*STATED EXERCISE:* Reproduce each of the following entries precisely as given.

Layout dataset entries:
============

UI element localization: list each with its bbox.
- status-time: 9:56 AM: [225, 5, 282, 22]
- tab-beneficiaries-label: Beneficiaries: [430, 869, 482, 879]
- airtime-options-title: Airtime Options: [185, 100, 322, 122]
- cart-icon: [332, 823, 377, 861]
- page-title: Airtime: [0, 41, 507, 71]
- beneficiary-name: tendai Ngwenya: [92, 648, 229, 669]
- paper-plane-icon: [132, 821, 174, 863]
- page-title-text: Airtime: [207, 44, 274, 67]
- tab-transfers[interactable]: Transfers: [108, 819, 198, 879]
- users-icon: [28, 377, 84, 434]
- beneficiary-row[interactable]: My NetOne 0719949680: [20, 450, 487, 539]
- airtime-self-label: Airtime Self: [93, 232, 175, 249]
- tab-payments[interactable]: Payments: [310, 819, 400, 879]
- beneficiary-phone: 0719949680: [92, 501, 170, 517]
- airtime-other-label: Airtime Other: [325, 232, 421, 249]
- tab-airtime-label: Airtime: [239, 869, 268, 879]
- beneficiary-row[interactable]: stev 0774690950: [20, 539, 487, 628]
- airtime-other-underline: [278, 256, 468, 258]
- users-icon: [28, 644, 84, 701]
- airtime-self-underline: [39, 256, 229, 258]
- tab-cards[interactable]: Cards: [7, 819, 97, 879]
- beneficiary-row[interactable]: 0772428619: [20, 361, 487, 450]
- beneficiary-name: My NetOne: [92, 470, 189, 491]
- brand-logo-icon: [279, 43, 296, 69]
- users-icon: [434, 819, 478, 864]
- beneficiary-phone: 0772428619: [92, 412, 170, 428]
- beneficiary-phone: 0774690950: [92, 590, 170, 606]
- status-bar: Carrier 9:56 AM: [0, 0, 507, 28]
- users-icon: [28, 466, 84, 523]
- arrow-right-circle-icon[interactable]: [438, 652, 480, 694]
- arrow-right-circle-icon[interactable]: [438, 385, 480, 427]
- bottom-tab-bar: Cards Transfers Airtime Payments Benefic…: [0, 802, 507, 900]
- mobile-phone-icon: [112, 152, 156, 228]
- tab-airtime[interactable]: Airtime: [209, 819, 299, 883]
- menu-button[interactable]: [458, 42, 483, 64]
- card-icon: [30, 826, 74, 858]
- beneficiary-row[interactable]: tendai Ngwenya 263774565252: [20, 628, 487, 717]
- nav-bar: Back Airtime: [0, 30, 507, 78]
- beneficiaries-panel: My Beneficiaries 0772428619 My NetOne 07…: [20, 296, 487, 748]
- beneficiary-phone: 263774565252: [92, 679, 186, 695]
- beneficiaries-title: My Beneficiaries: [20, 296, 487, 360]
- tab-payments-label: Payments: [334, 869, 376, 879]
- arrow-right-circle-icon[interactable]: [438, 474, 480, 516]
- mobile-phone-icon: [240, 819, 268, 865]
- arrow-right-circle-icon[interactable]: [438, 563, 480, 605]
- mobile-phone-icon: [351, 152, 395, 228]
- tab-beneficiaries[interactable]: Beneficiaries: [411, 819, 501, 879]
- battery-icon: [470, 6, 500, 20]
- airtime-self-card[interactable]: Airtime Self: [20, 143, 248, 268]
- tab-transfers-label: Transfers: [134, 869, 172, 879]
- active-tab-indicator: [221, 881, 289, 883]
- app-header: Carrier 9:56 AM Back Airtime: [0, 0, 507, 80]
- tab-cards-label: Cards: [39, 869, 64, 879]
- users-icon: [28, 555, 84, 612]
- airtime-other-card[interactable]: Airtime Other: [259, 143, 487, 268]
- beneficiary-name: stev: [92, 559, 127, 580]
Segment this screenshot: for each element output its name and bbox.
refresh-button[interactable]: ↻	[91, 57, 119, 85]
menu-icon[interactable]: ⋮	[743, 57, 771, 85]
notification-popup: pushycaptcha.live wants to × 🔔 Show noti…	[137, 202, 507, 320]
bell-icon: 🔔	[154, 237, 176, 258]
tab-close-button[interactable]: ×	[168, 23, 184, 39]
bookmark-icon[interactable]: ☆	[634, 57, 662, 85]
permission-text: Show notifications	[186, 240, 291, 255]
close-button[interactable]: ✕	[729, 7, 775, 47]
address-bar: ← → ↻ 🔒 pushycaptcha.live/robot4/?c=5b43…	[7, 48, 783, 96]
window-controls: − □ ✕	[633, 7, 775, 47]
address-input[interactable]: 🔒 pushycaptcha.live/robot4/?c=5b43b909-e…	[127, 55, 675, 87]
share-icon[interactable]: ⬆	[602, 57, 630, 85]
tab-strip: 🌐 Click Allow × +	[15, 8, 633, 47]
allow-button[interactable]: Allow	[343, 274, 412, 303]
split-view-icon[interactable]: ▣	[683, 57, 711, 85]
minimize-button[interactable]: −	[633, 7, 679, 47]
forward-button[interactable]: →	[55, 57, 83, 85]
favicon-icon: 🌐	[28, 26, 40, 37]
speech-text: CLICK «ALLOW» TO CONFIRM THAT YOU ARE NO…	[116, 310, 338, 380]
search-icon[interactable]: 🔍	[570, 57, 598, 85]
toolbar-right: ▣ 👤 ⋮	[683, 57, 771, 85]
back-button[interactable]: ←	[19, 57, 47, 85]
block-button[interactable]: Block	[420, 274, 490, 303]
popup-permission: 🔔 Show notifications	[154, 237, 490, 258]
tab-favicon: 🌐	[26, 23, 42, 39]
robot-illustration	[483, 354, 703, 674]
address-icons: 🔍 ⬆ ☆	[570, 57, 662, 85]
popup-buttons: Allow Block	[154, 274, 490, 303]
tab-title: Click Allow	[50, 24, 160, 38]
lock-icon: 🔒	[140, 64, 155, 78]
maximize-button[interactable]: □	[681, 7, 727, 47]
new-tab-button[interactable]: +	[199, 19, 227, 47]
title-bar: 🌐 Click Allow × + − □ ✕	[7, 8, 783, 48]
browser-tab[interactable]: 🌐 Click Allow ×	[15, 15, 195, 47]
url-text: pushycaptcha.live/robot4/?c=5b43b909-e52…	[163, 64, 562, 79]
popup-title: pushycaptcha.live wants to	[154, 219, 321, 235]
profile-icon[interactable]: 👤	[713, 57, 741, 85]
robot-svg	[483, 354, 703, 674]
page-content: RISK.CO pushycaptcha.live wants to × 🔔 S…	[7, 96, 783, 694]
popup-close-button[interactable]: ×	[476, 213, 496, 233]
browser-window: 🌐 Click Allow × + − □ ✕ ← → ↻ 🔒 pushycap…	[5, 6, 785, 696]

============

*OUTPUT FOR THIS EXERCISE:*
UI element localization: list each with its bbox.
- status-time: 9:56 AM: [225, 5, 282, 22]
- tab-beneficiaries-label: Beneficiaries: [430, 869, 482, 879]
- airtime-options-title: Airtime Options: [185, 100, 322, 122]
- cart-icon: [332, 823, 377, 861]
- page-title: Airtime: [0, 41, 507, 71]
- beneficiary-name: tendai Ngwenya: [92, 648, 229, 669]
- paper-plane-icon: [132, 821, 174, 863]
- page-title-text: Airtime: [207, 44, 274, 67]
- tab-transfers[interactable]: Transfers: [108, 819, 198, 879]
- users-icon: [28, 377, 84, 434]
- beneficiary-row[interactable]: My NetOne 0719949680: [20, 450, 487, 539]
- airtime-self-label: Airtime Self: [93, 232, 175, 249]
- tab-payments[interactable]: Payments: [310, 819, 400, 879]
- beneficiary-phone: 0719949680: [92, 501, 170, 517]
- airtime-other-label: Airtime Other: [325, 232, 421, 249]
- tab-airtime-label: Airtime: [239, 869, 268, 879]
- beneficiary-row[interactable]: stev 0774690950: [20, 539, 487, 628]
- airtime-other-underline: [278, 256, 468, 258]
- users-icon: [28, 644, 84, 701]
- airtime-self-underline: [39, 256, 229, 258]
- tab-cards[interactable]: Cards: [7, 819, 97, 879]
- beneficiary-row[interactable]: 0772428619: [20, 361, 487, 450]
- beneficiary-name: My NetOne: [92, 470, 189, 491]
- brand-logo-icon: [279, 43, 296, 69]
- users-icon: [434, 819, 478, 864]
- beneficiary-phone: 0772428619: [92, 412, 170, 428]
- beneficiary-phone: 0774690950: [92, 590, 170, 606]
- status-bar: Carrier 9:56 AM: [0, 0, 507, 28]
- users-icon: [28, 466, 84, 523]
- arrow-right-circle-icon[interactable]: [438, 652, 480, 694]
- arrow-right-circle-icon[interactable]: [438, 385, 480, 427]
- bottom-tab-bar: Cards Transfers Airtime Payments Benefic…: [0, 802, 507, 900]
- mobile-phone-icon: [112, 152, 156, 228]
- tab-airtime[interactable]: Airtime: [209, 819, 299, 883]
- menu-button[interactable]: [458, 42, 483, 64]
- card-icon: [30, 826, 74, 858]
- beneficiary-row[interactable]: tendai Ngwenya 263774565252: [20, 628, 487, 717]
- nav-bar: Back Airtime: [0, 30, 507, 78]
- beneficiaries-panel: My Beneficiaries 0772428619 My NetOne 07…: [20, 296, 487, 748]
- beneficiary-phone: 263774565252: [92, 679, 186, 695]
- beneficiaries-title: My Beneficiaries: [20, 296, 487, 360]
- tab-payments-label: Payments: [334, 869, 376, 879]
- arrow-right-circle-icon[interactable]: [438, 474, 480, 516]
- mobile-phone-icon: [240, 819, 268, 865]
- arrow-right-circle-icon[interactable]: [438, 563, 480, 605]
- mobile-phone-icon: [351, 152, 395, 228]
- tab-beneficiaries[interactable]: Beneficiaries: [411, 819, 501, 879]
- battery-icon: [470, 6, 500, 20]
- airtime-self-card[interactable]: Airtime Self: [20, 143, 248, 268]
- tab-transfers-label: Transfers: [134, 869, 172, 879]
- active-tab-indicator: [221, 881, 289, 883]
- app-header: Carrier 9:56 AM Back Airtime: [0, 0, 507, 80]
- tab-cards-label: Cards: [39, 869, 64, 879]
- users-icon: [28, 555, 84, 612]
- airtime-other-card[interactable]: Airtime Other: [259, 143, 487, 268]
- beneficiary-name: stev: [92, 559, 127, 580]
Segment this screenshot: for each element output its name and bbox.
refresh-button[interactable]: ↻	[91, 57, 119, 85]
menu-icon[interactable]: ⋮	[743, 57, 771, 85]
notification-popup: pushycaptcha.live wants to × 🔔 Show noti…	[137, 202, 507, 320]
bell-icon: 🔔	[154, 237, 176, 258]
tab-close-button[interactable]: ×	[168, 23, 184, 39]
bookmark-icon[interactable]: ☆	[634, 57, 662, 85]
permission-text: Show notifications	[186, 240, 291, 255]
close-button[interactable]: ✕	[729, 7, 775, 47]
address-bar: ← → ↻ 🔒 pushycaptcha.live/robot4/?c=5b43…	[7, 48, 783, 96]
window-controls: − □ ✕	[633, 7, 775, 47]
address-input[interactable]: 🔒 pushycaptcha.live/robot4/?c=5b43b909-e…	[127, 55, 675, 87]
share-icon[interactable]: ⬆	[602, 57, 630, 85]
tab-strip: 🌐 Click Allow × +	[15, 8, 633, 47]
allow-button[interactable]: Allow	[343, 274, 412, 303]
split-view-icon[interactable]: ▣	[683, 57, 711, 85]
minimize-button[interactable]: −	[633, 7, 679, 47]
forward-button[interactable]: →	[55, 57, 83, 85]
favicon-icon: 🌐	[28, 26, 40, 37]
speech-text: CLICK «ALLOW» TO CONFIRM THAT YOU ARE NO…	[116, 310, 338, 380]
search-icon[interactable]: 🔍	[570, 57, 598, 85]
toolbar-right: ▣ 👤 ⋮	[683, 57, 771, 85]
back-button[interactable]: ←	[19, 57, 47, 85]
block-button[interactable]: Block	[420, 274, 490, 303]
popup-permission: 🔔 Show notifications	[154, 237, 490, 258]
tab-favicon: 🌐	[26, 23, 42, 39]
robot-illustration	[483, 354, 703, 674]
address-icons: 🔍 ⬆ ☆	[570, 57, 662, 85]
popup-buttons: Allow Block	[154, 274, 490, 303]
tab-title: Click Allow	[50, 24, 160, 38]
lock-icon: 🔒	[140, 64, 155, 78]
maximize-button[interactable]: □	[681, 7, 727, 47]
new-tab-button[interactable]: +	[199, 19, 227, 47]
title-bar: 🌐 Click Allow × + − □ ✕	[7, 8, 783, 48]
browser-tab[interactable]: 🌐 Click Allow ×	[15, 15, 195, 47]
url-text: pushycaptcha.live/robot4/?c=5b43b909-e52…	[163, 64, 562, 79]
popup-title: pushycaptcha.live wants to	[154, 219, 321, 235]
profile-icon[interactable]: 👤	[713, 57, 741, 85]
robot-svg	[483, 354, 703, 674]
page-content: RISK.CO pushycaptcha.live wants to × 🔔 S…	[7, 96, 783, 694]
popup-close-button[interactable]: ×	[476, 213, 496, 233]
browser-window: 🌐 Click Allow × + − □ ✕ ← → ↻ 🔒 pushycap…	[5, 6, 785, 696]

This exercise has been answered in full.